- To do -
A verbatim copy of the records is required, with all pictures left out.

____ Dataset records

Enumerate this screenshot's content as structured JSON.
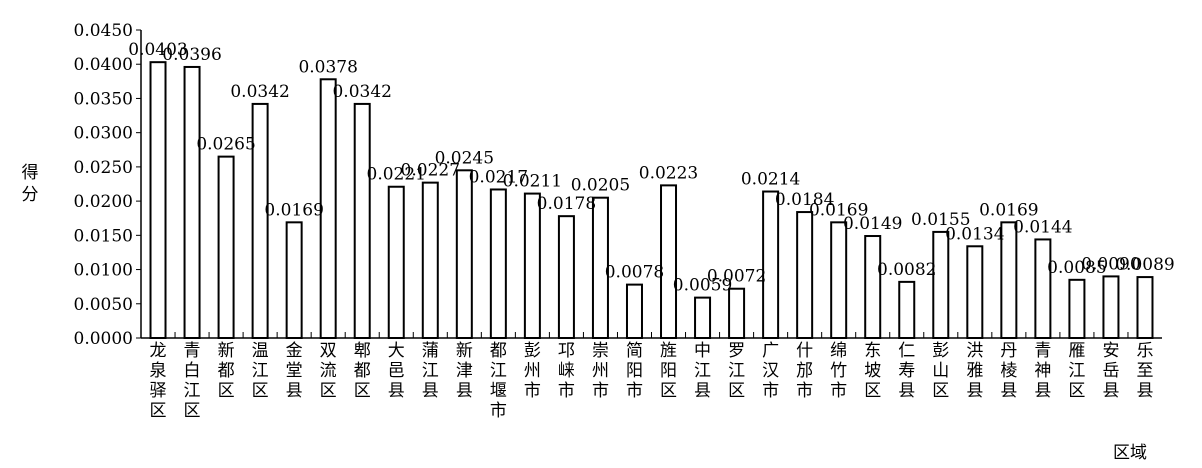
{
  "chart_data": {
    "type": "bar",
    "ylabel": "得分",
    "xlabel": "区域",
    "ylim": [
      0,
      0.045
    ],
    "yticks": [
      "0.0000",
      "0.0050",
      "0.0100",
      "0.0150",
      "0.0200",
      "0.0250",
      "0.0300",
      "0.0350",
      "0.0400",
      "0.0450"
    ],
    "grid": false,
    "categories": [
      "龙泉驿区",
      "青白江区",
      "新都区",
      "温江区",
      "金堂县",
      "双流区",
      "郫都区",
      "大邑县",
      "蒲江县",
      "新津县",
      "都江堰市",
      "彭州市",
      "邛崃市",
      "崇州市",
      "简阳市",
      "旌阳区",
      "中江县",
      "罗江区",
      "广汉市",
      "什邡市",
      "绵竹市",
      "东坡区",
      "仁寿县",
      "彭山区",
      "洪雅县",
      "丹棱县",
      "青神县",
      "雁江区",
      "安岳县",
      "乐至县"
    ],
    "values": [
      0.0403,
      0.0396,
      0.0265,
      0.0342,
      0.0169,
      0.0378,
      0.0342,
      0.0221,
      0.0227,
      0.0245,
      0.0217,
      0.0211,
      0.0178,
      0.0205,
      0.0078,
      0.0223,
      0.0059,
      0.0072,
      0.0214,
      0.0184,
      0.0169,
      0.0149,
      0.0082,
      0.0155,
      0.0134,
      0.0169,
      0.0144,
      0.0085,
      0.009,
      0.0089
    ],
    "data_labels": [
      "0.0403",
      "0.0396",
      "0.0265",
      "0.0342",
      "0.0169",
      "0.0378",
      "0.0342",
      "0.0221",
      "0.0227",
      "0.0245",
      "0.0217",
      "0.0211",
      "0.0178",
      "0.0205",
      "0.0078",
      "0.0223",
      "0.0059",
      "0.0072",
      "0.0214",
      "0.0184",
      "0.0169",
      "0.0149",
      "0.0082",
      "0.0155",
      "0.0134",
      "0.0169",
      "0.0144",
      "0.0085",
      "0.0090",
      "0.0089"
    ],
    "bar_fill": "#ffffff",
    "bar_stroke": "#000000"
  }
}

________

- Output for this exercise -
Enumerate this screenshot's content as structured JSON.
{
  "chart_data": {
    "type": "bar",
    "ylabel": "得分",
    "xlabel": "区域",
    "ylim": [
      0,
      0.045
    ],
    "yticks": [
      "0.0000",
      "0.0050",
      "0.0100",
      "0.0150",
      "0.0200",
      "0.0250",
      "0.0300",
      "0.0350",
      "0.0400",
      "0.0450"
    ],
    "grid": false,
    "categories": [
      "龙泉驿区",
      "青白江区",
      "新都区",
      "温江区",
      "金堂县",
      "双流区",
      "郫都区",
      "大邑县",
      "蒲江县",
      "新津县",
      "都江堰市",
      "彭州市",
      "邛崃市",
      "崇州市",
      "简阳市",
      "旌阳区",
      "中江县",
      "罗江区",
      "广汉市",
      "什邡市",
      "绵竹市",
      "东坡区",
      "仁寿县",
      "彭山区",
      "洪雅县",
      "丹棱县",
      "青神县",
      "雁江区",
      "安岳县",
      "乐至县"
    ],
    "values": [
      0.0403,
      0.0396,
      0.0265,
      0.0342,
      0.0169,
      0.0378,
      0.0342,
      0.0221,
      0.0227,
      0.0245,
      0.0217,
      0.0211,
      0.0178,
      0.0205,
      0.0078,
      0.0223,
      0.0059,
      0.0072,
      0.0214,
      0.0184,
      0.0169,
      0.0149,
      0.0082,
      0.0155,
      0.0134,
      0.0169,
      0.0144,
      0.0085,
      0.009,
      0.0089
    ],
    "data_labels": [
      "0.0403",
      "0.0396",
      "0.0265",
      "0.0342",
      "0.0169",
      "0.0378",
      "0.0342",
      "0.0221",
      "0.0227",
      "0.0245",
      "0.0217",
      "0.0211",
      "0.0178",
      "0.0205",
      "0.0078",
      "0.0223",
      "0.0059",
      "0.0072",
      "0.0214",
      "0.0184",
      "0.0169",
      "0.0149",
      "0.0082",
      "0.0155",
      "0.0134",
      "0.0169",
      "0.0144",
      "0.0085",
      "0.0090",
      "0.0089"
    ],
    "bar_fill": "#ffffff",
    "bar_stroke": "#000000"
  }
}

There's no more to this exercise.